| Exercise description |
Keep only the lines of the listing that include the word "Output", and copy them.

| Material shown |
========================

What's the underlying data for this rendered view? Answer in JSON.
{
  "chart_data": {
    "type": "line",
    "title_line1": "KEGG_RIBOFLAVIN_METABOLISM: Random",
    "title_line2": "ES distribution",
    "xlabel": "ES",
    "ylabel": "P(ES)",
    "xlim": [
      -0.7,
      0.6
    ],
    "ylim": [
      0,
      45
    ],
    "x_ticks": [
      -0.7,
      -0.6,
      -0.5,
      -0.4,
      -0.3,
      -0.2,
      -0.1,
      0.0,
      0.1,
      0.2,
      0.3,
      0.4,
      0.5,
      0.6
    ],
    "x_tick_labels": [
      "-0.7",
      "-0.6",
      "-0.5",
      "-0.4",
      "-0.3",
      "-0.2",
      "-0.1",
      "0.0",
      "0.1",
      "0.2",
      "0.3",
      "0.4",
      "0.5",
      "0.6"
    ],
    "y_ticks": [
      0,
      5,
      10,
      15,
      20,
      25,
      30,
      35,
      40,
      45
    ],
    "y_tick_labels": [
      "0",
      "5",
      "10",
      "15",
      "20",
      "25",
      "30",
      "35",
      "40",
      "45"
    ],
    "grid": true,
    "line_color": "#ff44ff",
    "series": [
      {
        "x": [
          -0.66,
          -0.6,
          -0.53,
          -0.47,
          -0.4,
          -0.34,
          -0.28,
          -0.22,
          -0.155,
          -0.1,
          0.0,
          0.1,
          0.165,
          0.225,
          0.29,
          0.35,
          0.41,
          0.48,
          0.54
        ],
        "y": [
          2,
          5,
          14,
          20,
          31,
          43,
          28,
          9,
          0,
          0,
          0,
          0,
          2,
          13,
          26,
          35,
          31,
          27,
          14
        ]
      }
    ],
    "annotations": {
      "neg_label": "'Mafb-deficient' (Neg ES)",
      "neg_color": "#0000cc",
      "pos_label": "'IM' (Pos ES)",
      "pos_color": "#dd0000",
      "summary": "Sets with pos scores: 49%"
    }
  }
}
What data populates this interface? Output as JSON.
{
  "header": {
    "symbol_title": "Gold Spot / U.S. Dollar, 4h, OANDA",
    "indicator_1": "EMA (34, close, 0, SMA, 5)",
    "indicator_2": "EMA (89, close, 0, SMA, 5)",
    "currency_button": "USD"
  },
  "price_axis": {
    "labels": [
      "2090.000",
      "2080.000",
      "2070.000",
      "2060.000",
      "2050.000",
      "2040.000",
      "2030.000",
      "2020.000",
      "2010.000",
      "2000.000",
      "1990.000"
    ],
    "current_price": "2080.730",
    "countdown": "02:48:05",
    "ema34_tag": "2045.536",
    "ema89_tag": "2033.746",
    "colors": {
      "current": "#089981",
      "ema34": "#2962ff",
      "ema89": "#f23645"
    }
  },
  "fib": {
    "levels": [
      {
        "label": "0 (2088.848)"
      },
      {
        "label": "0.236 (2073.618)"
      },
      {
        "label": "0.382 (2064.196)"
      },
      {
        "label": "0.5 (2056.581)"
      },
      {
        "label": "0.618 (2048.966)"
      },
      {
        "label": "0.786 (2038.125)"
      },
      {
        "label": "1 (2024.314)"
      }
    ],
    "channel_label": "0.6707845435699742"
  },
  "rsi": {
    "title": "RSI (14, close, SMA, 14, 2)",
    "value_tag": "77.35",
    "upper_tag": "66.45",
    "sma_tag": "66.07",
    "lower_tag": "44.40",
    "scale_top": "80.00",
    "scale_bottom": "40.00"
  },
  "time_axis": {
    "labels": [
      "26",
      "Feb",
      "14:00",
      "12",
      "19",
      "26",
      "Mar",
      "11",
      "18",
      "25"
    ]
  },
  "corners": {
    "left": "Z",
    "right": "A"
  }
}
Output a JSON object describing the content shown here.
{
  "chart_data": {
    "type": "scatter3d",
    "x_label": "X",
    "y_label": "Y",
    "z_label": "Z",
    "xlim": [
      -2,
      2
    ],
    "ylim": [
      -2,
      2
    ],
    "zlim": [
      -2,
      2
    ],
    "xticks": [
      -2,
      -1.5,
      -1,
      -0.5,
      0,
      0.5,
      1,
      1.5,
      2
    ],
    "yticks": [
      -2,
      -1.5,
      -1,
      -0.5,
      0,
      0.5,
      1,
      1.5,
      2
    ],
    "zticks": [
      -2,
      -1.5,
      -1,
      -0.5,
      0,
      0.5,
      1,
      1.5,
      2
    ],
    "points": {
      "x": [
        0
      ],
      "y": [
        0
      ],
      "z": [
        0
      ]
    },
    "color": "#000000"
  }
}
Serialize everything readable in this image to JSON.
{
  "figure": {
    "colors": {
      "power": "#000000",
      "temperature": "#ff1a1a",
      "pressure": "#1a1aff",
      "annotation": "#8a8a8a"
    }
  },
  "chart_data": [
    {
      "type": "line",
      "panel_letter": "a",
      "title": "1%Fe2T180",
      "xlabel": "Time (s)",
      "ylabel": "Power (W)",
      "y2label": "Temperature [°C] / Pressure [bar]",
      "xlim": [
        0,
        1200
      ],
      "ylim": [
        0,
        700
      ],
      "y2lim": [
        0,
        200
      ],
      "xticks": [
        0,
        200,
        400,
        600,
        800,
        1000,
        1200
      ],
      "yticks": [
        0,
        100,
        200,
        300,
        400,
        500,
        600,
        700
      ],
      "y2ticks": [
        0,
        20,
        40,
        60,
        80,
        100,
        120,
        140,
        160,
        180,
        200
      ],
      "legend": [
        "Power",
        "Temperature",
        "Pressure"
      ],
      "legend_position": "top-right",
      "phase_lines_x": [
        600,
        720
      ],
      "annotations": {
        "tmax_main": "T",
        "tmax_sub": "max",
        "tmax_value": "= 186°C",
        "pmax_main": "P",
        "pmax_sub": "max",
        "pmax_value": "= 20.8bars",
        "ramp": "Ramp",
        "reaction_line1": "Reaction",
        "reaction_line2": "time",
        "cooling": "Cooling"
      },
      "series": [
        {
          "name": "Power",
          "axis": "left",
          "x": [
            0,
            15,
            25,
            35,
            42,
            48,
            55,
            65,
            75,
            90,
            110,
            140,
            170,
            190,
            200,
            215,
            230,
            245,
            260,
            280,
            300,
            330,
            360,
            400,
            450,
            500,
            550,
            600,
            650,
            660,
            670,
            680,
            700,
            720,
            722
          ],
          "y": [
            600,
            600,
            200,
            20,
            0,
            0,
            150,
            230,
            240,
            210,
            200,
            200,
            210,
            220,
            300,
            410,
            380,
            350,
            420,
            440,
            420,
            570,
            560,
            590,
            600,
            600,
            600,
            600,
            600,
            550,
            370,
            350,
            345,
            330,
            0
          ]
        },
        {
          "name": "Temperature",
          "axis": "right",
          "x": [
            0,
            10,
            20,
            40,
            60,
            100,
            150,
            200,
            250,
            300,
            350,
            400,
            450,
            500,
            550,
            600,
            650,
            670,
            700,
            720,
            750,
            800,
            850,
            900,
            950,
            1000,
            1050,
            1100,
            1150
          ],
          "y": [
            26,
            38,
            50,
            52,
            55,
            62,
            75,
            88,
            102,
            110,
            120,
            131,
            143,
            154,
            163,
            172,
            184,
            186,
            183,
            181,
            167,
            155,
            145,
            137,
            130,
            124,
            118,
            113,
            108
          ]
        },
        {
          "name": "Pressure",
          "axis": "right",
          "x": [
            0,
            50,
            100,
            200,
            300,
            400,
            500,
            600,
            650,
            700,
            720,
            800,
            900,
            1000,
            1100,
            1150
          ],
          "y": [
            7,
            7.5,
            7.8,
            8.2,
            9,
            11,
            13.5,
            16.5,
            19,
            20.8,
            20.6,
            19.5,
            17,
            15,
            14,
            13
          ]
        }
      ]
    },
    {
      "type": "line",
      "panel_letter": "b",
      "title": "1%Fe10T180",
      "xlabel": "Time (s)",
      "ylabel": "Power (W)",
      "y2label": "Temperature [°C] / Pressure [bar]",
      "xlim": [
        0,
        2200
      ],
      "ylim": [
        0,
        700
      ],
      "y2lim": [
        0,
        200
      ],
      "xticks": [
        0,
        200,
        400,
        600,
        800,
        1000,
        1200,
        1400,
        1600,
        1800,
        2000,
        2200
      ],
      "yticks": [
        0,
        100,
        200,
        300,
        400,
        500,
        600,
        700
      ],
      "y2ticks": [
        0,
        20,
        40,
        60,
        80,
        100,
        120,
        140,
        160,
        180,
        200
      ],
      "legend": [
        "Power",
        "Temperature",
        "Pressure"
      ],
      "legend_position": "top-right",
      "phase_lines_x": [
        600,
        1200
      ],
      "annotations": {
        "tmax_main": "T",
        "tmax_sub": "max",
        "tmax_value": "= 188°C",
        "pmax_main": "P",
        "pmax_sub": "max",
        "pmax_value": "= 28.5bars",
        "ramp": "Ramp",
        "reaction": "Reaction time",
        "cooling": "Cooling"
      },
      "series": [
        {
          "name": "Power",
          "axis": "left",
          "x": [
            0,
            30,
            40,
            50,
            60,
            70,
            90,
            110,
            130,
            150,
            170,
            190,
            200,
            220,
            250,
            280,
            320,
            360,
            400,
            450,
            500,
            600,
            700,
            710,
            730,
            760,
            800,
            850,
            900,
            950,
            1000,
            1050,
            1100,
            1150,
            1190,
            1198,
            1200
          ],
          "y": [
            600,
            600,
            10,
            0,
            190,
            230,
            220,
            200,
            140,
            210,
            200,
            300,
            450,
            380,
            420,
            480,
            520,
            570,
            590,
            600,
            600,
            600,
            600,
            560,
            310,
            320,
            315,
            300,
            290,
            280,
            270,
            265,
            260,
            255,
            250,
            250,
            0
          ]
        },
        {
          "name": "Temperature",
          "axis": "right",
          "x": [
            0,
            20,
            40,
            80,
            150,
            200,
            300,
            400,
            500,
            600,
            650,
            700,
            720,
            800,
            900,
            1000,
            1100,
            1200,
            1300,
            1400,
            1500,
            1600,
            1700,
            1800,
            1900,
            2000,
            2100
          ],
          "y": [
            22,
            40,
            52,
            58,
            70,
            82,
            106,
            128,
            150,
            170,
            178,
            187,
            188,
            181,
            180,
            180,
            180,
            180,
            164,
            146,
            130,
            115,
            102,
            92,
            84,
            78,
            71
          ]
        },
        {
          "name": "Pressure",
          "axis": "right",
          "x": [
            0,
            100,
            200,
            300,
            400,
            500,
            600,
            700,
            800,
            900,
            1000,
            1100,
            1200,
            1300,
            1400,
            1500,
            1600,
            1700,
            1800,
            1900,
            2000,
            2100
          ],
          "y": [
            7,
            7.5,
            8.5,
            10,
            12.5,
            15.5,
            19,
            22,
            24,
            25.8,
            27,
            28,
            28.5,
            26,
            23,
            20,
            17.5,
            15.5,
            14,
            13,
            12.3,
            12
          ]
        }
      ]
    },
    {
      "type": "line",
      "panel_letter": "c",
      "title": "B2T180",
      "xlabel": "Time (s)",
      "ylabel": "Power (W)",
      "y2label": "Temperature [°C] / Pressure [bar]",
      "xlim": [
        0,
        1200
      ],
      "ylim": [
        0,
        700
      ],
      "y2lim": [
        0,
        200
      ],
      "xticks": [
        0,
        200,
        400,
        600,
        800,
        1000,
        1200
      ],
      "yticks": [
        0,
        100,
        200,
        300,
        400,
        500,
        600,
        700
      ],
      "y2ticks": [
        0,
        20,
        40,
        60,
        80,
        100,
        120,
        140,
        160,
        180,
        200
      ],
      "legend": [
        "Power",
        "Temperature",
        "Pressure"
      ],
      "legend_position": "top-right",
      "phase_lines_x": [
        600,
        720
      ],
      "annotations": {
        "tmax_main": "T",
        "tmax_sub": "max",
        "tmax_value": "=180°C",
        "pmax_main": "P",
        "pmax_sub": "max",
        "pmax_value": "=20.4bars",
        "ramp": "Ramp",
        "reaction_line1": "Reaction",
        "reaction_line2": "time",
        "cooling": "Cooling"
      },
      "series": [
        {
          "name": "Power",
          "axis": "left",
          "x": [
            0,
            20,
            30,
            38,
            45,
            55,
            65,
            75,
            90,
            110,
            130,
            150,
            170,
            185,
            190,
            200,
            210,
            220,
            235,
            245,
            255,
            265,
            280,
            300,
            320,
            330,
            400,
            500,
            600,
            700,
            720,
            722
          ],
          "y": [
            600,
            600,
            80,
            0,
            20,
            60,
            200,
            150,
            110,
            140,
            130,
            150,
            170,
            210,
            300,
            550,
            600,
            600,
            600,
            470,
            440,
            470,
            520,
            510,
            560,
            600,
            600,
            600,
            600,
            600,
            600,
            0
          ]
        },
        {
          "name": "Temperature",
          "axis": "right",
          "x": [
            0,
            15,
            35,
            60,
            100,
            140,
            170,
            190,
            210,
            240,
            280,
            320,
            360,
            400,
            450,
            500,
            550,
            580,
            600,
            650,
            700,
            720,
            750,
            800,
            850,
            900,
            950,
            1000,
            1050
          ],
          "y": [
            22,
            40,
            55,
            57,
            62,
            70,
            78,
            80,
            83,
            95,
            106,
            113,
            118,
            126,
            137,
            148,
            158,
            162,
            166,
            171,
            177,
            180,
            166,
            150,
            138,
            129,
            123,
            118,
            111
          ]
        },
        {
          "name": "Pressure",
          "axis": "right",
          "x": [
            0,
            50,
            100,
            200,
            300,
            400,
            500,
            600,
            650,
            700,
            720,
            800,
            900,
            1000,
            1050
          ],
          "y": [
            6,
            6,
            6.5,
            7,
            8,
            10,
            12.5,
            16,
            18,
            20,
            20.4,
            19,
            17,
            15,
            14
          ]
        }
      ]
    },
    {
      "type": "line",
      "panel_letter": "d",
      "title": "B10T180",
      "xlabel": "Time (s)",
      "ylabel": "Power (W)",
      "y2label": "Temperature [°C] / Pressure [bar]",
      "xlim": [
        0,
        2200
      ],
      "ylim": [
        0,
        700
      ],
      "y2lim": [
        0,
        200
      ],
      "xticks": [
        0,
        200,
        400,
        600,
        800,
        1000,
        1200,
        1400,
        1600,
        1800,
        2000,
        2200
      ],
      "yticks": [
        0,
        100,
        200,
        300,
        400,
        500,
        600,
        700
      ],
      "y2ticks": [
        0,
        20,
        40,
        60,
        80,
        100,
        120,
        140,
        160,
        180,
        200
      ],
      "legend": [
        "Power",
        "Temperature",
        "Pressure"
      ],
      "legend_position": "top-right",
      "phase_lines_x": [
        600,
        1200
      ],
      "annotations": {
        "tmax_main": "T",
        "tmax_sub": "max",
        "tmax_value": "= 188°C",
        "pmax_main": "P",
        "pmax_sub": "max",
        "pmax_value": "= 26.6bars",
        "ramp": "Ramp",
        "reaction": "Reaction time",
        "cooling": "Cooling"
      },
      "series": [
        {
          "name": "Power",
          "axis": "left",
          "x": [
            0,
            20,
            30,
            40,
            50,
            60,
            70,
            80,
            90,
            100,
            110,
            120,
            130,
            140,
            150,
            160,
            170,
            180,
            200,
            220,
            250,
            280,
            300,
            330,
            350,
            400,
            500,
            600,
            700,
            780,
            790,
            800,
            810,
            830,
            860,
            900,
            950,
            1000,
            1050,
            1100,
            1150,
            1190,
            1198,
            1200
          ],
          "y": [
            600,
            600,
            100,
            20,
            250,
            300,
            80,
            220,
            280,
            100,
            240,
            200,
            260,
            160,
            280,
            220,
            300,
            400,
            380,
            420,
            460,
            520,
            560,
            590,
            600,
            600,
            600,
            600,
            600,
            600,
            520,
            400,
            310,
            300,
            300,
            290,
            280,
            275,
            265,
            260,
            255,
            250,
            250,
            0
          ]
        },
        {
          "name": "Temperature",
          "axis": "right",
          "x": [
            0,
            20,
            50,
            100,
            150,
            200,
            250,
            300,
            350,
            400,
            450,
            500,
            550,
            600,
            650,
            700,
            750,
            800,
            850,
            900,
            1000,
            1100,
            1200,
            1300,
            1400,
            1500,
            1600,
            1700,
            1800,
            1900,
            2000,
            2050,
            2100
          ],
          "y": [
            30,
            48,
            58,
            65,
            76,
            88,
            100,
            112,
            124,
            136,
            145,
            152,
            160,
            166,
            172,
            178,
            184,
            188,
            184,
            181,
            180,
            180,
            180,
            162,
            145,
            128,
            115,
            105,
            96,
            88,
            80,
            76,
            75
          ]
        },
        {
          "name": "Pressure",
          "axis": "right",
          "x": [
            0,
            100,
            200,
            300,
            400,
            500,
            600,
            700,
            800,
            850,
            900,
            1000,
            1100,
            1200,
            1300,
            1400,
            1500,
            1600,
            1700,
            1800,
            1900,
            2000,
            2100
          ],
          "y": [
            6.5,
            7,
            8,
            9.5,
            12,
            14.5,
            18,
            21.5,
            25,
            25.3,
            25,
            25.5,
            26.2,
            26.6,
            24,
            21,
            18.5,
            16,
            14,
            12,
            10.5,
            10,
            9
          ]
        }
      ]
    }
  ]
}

========================

| Reply |
What data populates this interface? Output as JSON.
Output a JSON object describing the content shown here.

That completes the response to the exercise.